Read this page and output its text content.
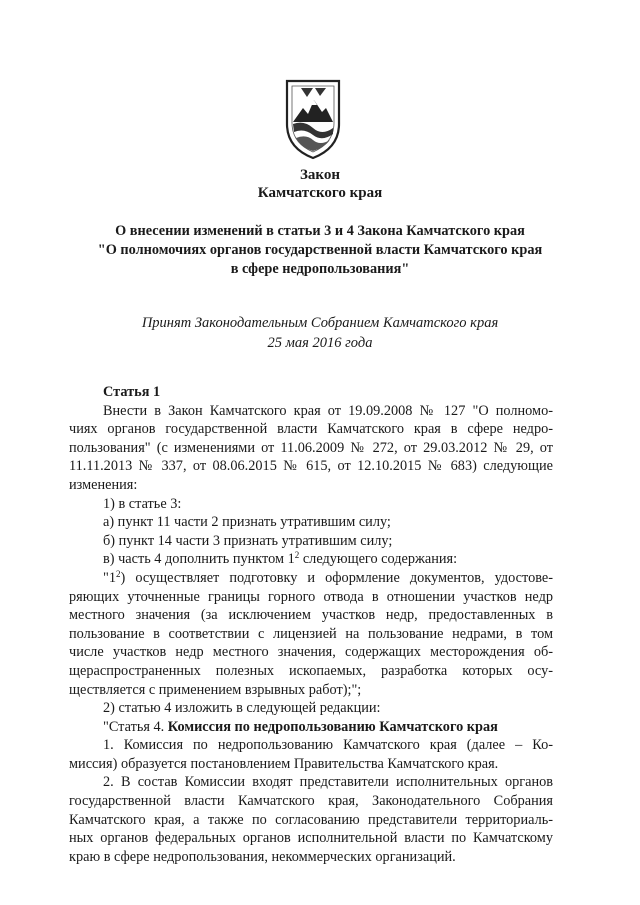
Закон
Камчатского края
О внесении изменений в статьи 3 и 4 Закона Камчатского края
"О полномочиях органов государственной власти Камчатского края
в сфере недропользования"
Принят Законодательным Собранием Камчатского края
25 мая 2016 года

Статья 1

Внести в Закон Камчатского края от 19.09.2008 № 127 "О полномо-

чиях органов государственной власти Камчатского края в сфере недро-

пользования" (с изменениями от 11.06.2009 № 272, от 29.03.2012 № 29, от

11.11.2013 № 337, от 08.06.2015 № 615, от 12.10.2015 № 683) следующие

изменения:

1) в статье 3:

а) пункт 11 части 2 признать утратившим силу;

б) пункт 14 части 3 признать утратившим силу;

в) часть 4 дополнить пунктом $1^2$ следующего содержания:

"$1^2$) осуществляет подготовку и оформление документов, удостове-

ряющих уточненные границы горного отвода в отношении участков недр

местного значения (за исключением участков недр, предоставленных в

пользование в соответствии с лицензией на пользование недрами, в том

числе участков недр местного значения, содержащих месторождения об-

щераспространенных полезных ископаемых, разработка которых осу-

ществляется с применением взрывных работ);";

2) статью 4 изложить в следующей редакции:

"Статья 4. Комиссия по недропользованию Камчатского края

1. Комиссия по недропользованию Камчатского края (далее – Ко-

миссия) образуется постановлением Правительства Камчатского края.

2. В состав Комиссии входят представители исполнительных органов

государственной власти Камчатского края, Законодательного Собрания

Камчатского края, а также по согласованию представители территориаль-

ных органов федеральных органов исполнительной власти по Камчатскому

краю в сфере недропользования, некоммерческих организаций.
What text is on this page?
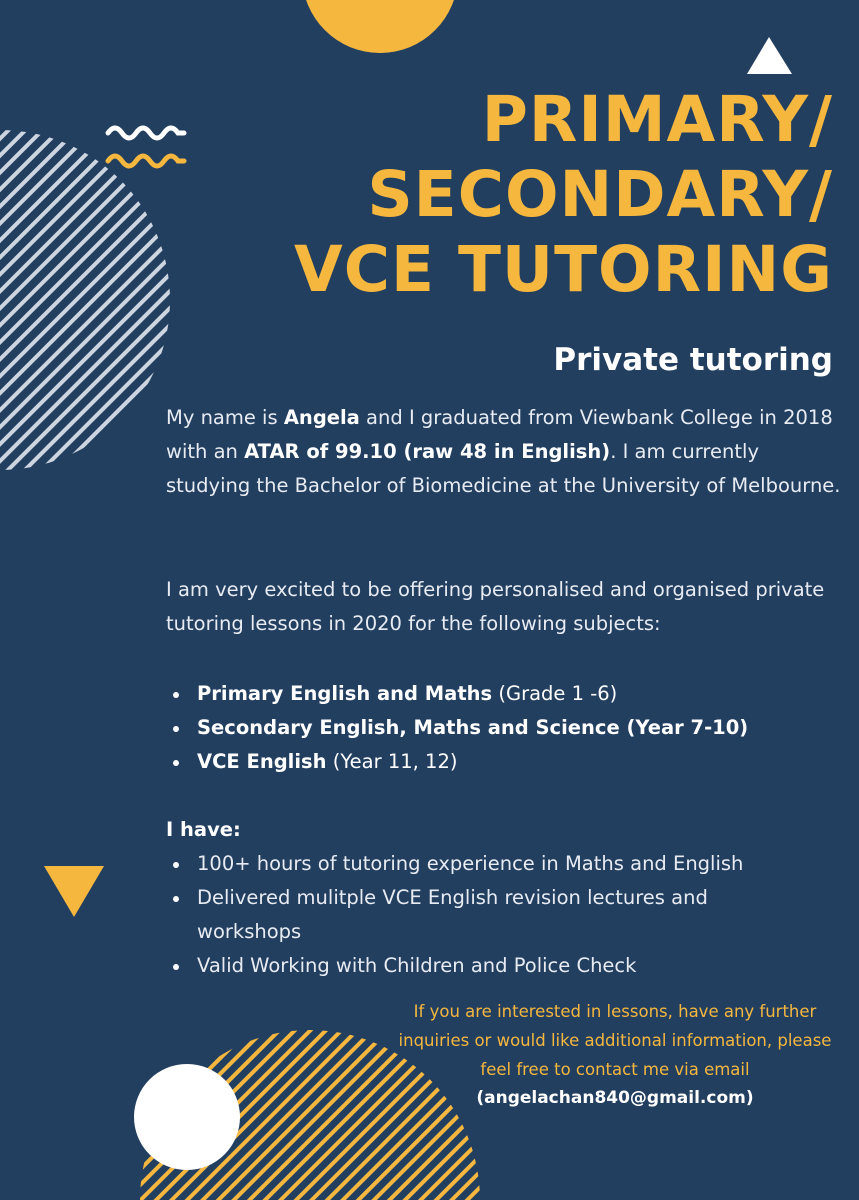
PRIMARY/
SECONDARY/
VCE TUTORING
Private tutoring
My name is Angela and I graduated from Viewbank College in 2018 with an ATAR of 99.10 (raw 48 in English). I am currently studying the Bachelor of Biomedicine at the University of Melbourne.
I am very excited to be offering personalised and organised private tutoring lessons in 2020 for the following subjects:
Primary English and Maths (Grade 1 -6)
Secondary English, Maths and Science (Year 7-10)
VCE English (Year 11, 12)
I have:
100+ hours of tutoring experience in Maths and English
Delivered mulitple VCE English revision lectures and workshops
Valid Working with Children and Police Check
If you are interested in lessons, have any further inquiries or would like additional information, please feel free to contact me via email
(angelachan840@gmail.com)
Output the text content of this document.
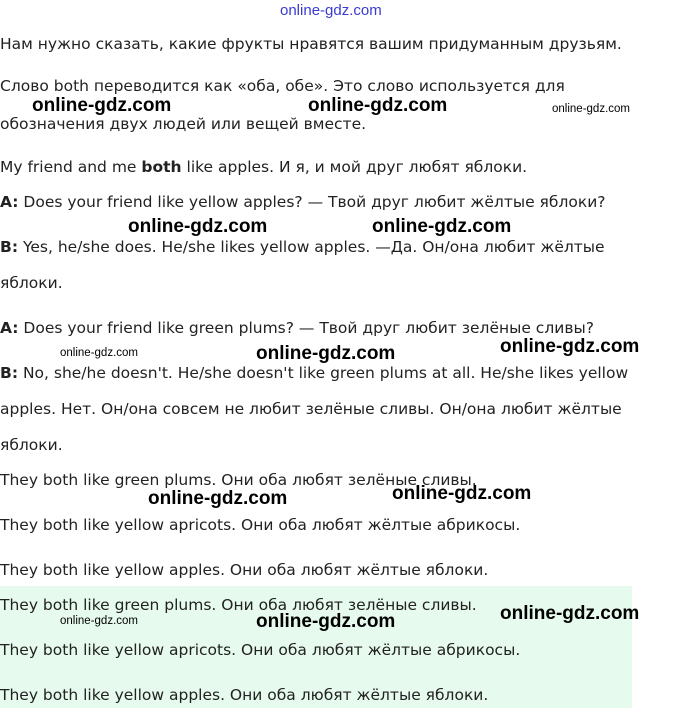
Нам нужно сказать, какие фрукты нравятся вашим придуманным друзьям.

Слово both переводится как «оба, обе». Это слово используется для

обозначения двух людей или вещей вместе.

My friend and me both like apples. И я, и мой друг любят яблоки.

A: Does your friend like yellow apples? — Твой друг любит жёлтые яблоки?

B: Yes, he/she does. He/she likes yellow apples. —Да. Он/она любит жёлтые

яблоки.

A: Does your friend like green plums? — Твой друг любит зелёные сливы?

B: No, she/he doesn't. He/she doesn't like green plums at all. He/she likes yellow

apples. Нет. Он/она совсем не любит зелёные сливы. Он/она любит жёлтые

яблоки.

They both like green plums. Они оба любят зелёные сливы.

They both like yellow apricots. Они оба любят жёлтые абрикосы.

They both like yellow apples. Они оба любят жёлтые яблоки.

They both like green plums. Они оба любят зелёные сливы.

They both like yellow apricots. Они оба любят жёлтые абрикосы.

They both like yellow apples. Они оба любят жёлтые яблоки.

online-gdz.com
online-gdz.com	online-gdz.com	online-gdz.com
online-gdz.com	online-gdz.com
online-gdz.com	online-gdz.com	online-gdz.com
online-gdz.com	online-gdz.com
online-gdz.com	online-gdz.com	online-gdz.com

• REQUIRED WORK: Gather all lines of the records that include the word "участков".

• CORRECT OUTPUT:
ряющих уточненные границы горного отвода в отношении участков недр
местного значения (за исключением участков недр, предоставленных в
числе участков недр местного значения, содержащих месторождения об-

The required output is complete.